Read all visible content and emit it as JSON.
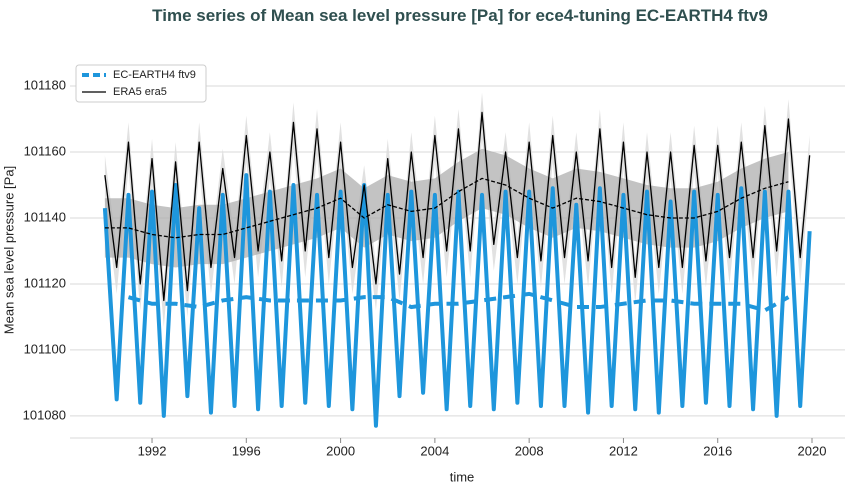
{
  "chart_data": {
    "type": "line",
    "title": "Time series of Mean sea level pressure [Pa] for ece4-tuning EC-EARTH4 ftv9",
    "x_label": "time",
    "y_label": "Mean sea level pressure [Pa]",
    "xlim": [
      1988.52,
      2021.4
    ],
    "xticks": [
      1992,
      1996,
      2000,
      2004,
      2008,
      2012,
      2016,
      2020
    ],
    "ylim": [
      101073.3,
      101187.9
    ],
    "yticks": [
      101080,
      101100,
      101120,
      101140,
      101160,
      101180
    ],
    "grid": true,
    "legend": "upper left",
    "x": [
      1990,
      1990.5,
      1991,
      1991.5,
      1992,
      1992.5,
      1993,
      1993.5,
      1994,
      1994.5,
      1995,
      1995.5,
      1996,
      1996.5,
      1997,
      1997.5,
      1998,
      1998.5,
      1999,
      1999.5,
      2000,
      2000.5,
      2001,
      2001.5,
      2002,
      2002.5,
      2003,
      2003.5,
      2004,
      2004.5,
      2005,
      2005.5,
      2006,
      2006.5,
      2007,
      2007.5,
      2008,
      2008.5,
      2009,
      2009.5,
      2010,
      2010.5,
      2011,
      2011.5,
      2012,
      2012.5,
      2013,
      2013.5,
      2014,
      2014.5,
      2015,
      2015.5,
      2016,
      2016.5,
      2017,
      2017.5,
      2018,
      2018.5,
      2019,
      2019.5,
      2019.9
    ],
    "mean_x": [
      1990,
      1991,
      1992,
      1993,
      1994,
      1995,
      1996,
      1997,
      1998,
      1999,
      2000,
      2001,
      2002,
      2003,
      2004,
      2005,
      2006,
      2007,
      2008,
      2009,
      2010,
      2011,
      2012,
      2013,
      2014,
      2015,
      2016,
      2017,
      2018,
      2019
    ],
    "band": {
      "color": "#dcdcdc",
      "upper": [
        101159,
        101131,
        101169,
        101126,
        101164,
        101121,
        101163,
        101124,
        101169,
        101131,
        101161,
        101134,
        101171,
        101136,
        101166,
        101133,
        101175,
        101136,
        101173,
        101134,
        101169,
        101131,
        101156,
        101126,
        101164,
        101129,
        101166,
        101134,
        101171,
        101136,
        101173,
        101136,
        101178,
        101138,
        101166,
        101134,
        101169,
        101133,
        101171,
        101134,
        101166,
        101133,
        101173,
        101131,
        101169,
        101128,
        101166,
        101131,
        101166,
        101131,
        101168,
        101133,
        101168,
        101134,
        101169,
        101134,
        101174,
        101136,
        101176,
        101134,
        101165
      ],
      "lower": [
        101145,
        101117,
        101155,
        101112,
        101150,
        101107,
        101149,
        101110,
        101155,
        101117,
        101147,
        101120,
        101157,
        101122,
        101152,
        101119,
        101161,
        101122,
        101159,
        101120,
        101155,
        101117,
        101142,
        101112,
        101150,
        101115,
        101152,
        101120,
        101157,
        101122,
        101159,
        101122,
        101164,
        101124,
        101152,
        101120,
        101155,
        101119,
        101157,
        101120,
        101152,
        101119,
        101159,
        101117,
        101155,
        101114,
        101152,
        101117,
        101152,
        101117,
        101154,
        101119,
        101154,
        101120,
        101155,
        101120,
        101160,
        101122,
        101162,
        101120,
        101151
      ]
    },
    "mean_band": {
      "color": "#a9a9a9",
      "upper": [
        101146,
        101146,
        101144,
        101143,
        101144,
        101144,
        101146,
        101148,
        101150,
        101152,
        101155,
        101149,
        101153,
        101151,
        101152,
        101157,
        101161,
        101159,
        101155,
        101152,
        101155,
        101154,
        101152,
        101150,
        101149,
        101149,
        101151,
        101155,
        101158,
        101160
      ],
      "lower": [
        101128,
        101128,
        101126,
        101125,
        101126,
        101126,
        101128,
        101130,
        101132,
        101134,
        101137,
        101131,
        101135,
        101133,
        101134,
        101139,
        101143,
        101141,
        101137,
        101134,
        101137,
        101136,
        101134,
        101132,
        101131,
        101131,
        101133,
        101137,
        101140,
        101142
      ]
    },
    "series": [
      {
        "name": "EC-EARTH4 ftv9",
        "color": "#1e96dc",
        "legend_dashed": true,
        "values": [
          101143,
          101085,
          101147,
          101084,
          101148,
          101080,
          101150,
          101086,
          101143,
          101081,
          101147,
          101083,
          101153,
          101082,
          101148,
          101083,
          101150,
          101084,
          101147,
          101083,
          101148,
          101082,
          101150,
          101077,
          101147,
          101086,
          101148,
          101087,
          101147,
          101082,
          101148,
          101083,
          101147,
          101082,
          101148,
          101084,
          101148,
          101083,
          101149,
          101083,
          101144,
          101081,
          101149,
          101083,
          101147,
          101082,
          101148,
          101081,
          101145,
          101083,
          101148,
          101084,
          101147,
          101083,
          101149,
          101082,
          101148,
          101080,
          101148,
          101083,
          101136
        ],
        "mean": [
          null,
          101116,
          101114,
          101114,
          101113,
          101115,
          101116,
          101115,
          101115,
          101115,
          101115,
          101116,
          101116,
          101113,
          101114,
          101114,
          101115,
          101116,
          101117,
          101115,
          101113,
          101113,
          101114,
          101115,
          101115,
          101114,
          101114,
          101114,
          101112,
          101116
        ]
      },
      {
        "name": "ERA5 era5",
        "color": "#000000",
        "legend_dashed": false,
        "values": [
          101153,
          101125,
          101163,
          101120,
          101158,
          101115,
          101157,
          101118,
          101163,
          101125,
          101155,
          101128,
          101165,
          101130,
          101160,
          101127,
          101169,
          101130,
          101167,
          101128,
          101163,
          101125,
          101150,
          101120,
          101158,
          101123,
          101160,
          101128,
          101165,
          101130,
          101167,
          101130,
          101172,
          101132,
          101160,
          101128,
          101163,
          101127,
          101165,
          101128,
          101160,
          101127,
          101167,
          101125,
          101163,
          101122,
          101160,
          101125,
          101160,
          101125,
          101162,
          101127,
          101162,
          101128,
          101163,
          101128,
          101168,
          101130,
          101170,
          101128,
          101159
        ],
        "mean": [
          101137,
          101137,
          101135,
          101134,
          101135,
          101135,
          101137,
          101139,
          101141,
          101143,
          101146,
          101140,
          101144,
          101142,
          101143,
          101148,
          101152,
          101150,
          101146,
          101143,
          101146,
          101145,
          101143,
          101141,
          101140,
          101140,
          101142,
          101146,
          101149,
          101151
        ]
      }
    ]
  }
}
——
→ Direction:
Write out the material above once more, exactly as it reads, with no pictures.

→ Result of the exercise:
Read all visible content and emit it as JSON.
{
  "chart_data": {
    "type": "line",
    "title": "Time series of Mean sea level pressure [Pa] for ece4-tuning EC-EARTH4 ftv9",
    "x_label": "time",
    "y_label": "Mean sea level pressure [Pa]",
    "xlim": [
      1988.52,
      2021.4
    ],
    "xticks": [
      1992,
      1996,
      2000,
      2004,
      2008,
      2012,
      2016,
      2020
    ],
    "ylim": [
      101073.3,
      101187.9
    ],
    "yticks": [
      101080,
      101100,
      101120,
      101140,
      101160,
      101180
    ],
    "grid": true,
    "legend": "upper left",
    "x": [
      1990,
      1990.5,
      1991,
      1991.5,
      1992,
      1992.5,
      1993,
      1993.5,
      1994,
      1994.5,
      1995,
      1995.5,
      1996,
      1996.5,
      1997,
      1997.5,
      1998,
      1998.5,
      1999,
      1999.5,
      2000,
      2000.5,
      2001,
      2001.5,
      2002,
      2002.5,
      2003,
      2003.5,
      2004,
      2004.5,
      2005,
      2005.5,
      2006,
      2006.5,
      2007,
      2007.5,
      2008,
      2008.5,
      2009,
      2009.5,
      2010,
      2010.5,
      2011,
      2011.5,
      2012,
      2012.5,
      2013,
      2013.5,
      2014,
      2014.5,
      2015,
      2015.5,
      2016,
      2016.5,
      2017,
      2017.5,
      2018,
      2018.5,
      2019,
      2019.5,
      2019.9
    ],
    "mean_x": [
      1990,
      1991,
      1992,
      1993,
      1994,
      1995,
      1996,
      1997,
      1998,
      1999,
      2000,
      2001,
      2002,
      2003,
      2004,
      2005,
      2006,
      2007,
      2008,
      2009,
      2010,
      2011,
      2012,
      2013,
      2014,
      2015,
      2016,
      2017,
      2018,
      2019
    ],
    "band": {
      "color": "#dcdcdc",
      "upper": [
        101159,
        101131,
        101169,
        101126,
        101164,
        101121,
        101163,
        101124,
        101169,
        101131,
        101161,
        101134,
        101171,
        101136,
        101166,
        101133,
        101175,
        101136,
        101173,
        101134,
        101169,
        101131,
        101156,
        101126,
        101164,
        101129,
        101166,
        101134,
        101171,
        101136,
        101173,
        101136,
        101178,
        101138,
        101166,
        101134,
        101169,
        101133,
        101171,
        101134,
        101166,
        101133,
        101173,
        101131,
        101169,
        101128,
        101166,
        101131,
        101166,
        101131,
        101168,
        101133,
        101168,
        101134,
        101169,
        101134,
        101174,
        101136,
        101176,
        101134,
        101165
      ],
      "lower": [
        101145,
        101117,
        101155,
        101112,
        101150,
        101107,
        101149,
        101110,
        101155,
        101117,
        101147,
        101120,
        101157,
        101122,
        101152,
        101119,
        101161,
        101122,
        101159,
        101120,
        101155,
        101117,
        101142,
        101112,
        101150,
        101115,
        101152,
        101120,
        101157,
        101122,
        101159,
        101122,
        101164,
        101124,
        101152,
        101120,
        101155,
        101119,
        101157,
        101120,
        101152,
        101119,
        101159,
        101117,
        101155,
        101114,
        101152,
        101117,
        101152,
        101117,
        101154,
        101119,
        101154,
        101120,
        101155,
        101120,
        101160,
        101122,
        101162,
        101120,
        101151
      ]
    },
    "mean_band": {
      "color": "#a9a9a9",
      "upper": [
        101146,
        101146,
        101144,
        101143,
        101144,
        101144,
        101146,
        101148,
        101150,
        101152,
        101155,
        101149,
        101153,
        101151,
        101152,
        101157,
        101161,
        101159,
        101155,
        101152,
        101155,
        101154,
        101152,
        101150,
        101149,
        101149,
        101151,
        101155,
        101158,
        101160
      ],
      "lower": [
        101128,
        101128,
        101126,
        101125,
        101126,
        101126,
        101128,
        101130,
        101132,
        101134,
        101137,
        101131,
        101135,
        101133,
        101134,
        101139,
        101143,
        101141,
        101137,
        101134,
        101137,
        101136,
        101134,
        101132,
        101131,
        101131,
        101133,
        101137,
        101140,
        101142
      ]
    },
    "series": [
      {
        "name": "EC-EARTH4 ftv9",
        "color": "#1e96dc",
        "legend_dashed": true,
        "values": [
          101143,
          101085,
          101147,
          101084,
          101148,
          101080,
          101150,
          101086,
          101143,
          101081,
          101147,
          101083,
          101153,
          101082,
          101148,
          101083,
          101150,
          101084,
          101147,
          101083,
          101148,
          101082,
          101150,
          101077,
          101147,
          101086,
          101148,
          101087,
          101147,
          101082,
          101148,
          101083,
          101147,
          101082,
          101148,
          101084,
          101148,
          101083,
          101149,
          101083,
          101144,
          101081,
          101149,
          101083,
          101147,
          101082,
          101148,
          101081,
          101145,
          101083,
          101148,
          101084,
          101147,
          101083,
          101149,
          101082,
          101148,
          101080,
          101148,
          101083,
          101136
        ],
        "mean": [
          null,
          101116,
          101114,
          101114,
          101113,
          101115,
          101116,
          101115,
          101115,
          101115,
          101115,
          101116,
          101116,
          101113,
          101114,
          101114,
          101115,
          101116,
          101117,
          101115,
          101113,
          101113,
          101114,
          101115,
          101115,
          101114,
          101114,
          101114,
          101112,
          101116
        ]
      },
      {
        "name": "ERA5 era5",
        "color": "#000000",
        "legend_dashed": false,
        "values": [
          101153,
          101125,
          101163,
          101120,
          101158,
          101115,
          101157,
          101118,
          101163,
          101125,
          101155,
          101128,
          101165,
          101130,
          101160,
          101127,
          101169,
          101130,
          101167,
          101128,
          101163,
          101125,
          101150,
          101120,
          101158,
          101123,
          101160,
          101128,
          101165,
          101130,
          101167,
          101130,
          101172,
          101132,
          101160,
          101128,
          101163,
          101127,
          101165,
          101128,
          101160,
          101127,
          101167,
          101125,
          101163,
          101122,
          101160,
          101125,
          101160,
          101125,
          101162,
          101127,
          101162,
          101128,
          101163,
          101128,
          101168,
          101130,
          101170,
          101128,
          101159
        ],
        "mean": [
          101137,
          101137,
          101135,
          101134,
          101135,
          101135,
          101137,
          101139,
          101141,
          101143,
          101146,
          101140,
          101144,
          101142,
          101143,
          101148,
          101152,
          101150,
          101146,
          101143,
          101146,
          101145,
          101143,
          101141,
          101140,
          101140,
          101142,
          101146,
          101149,
          101151
        ]
      }
    ]
  }
}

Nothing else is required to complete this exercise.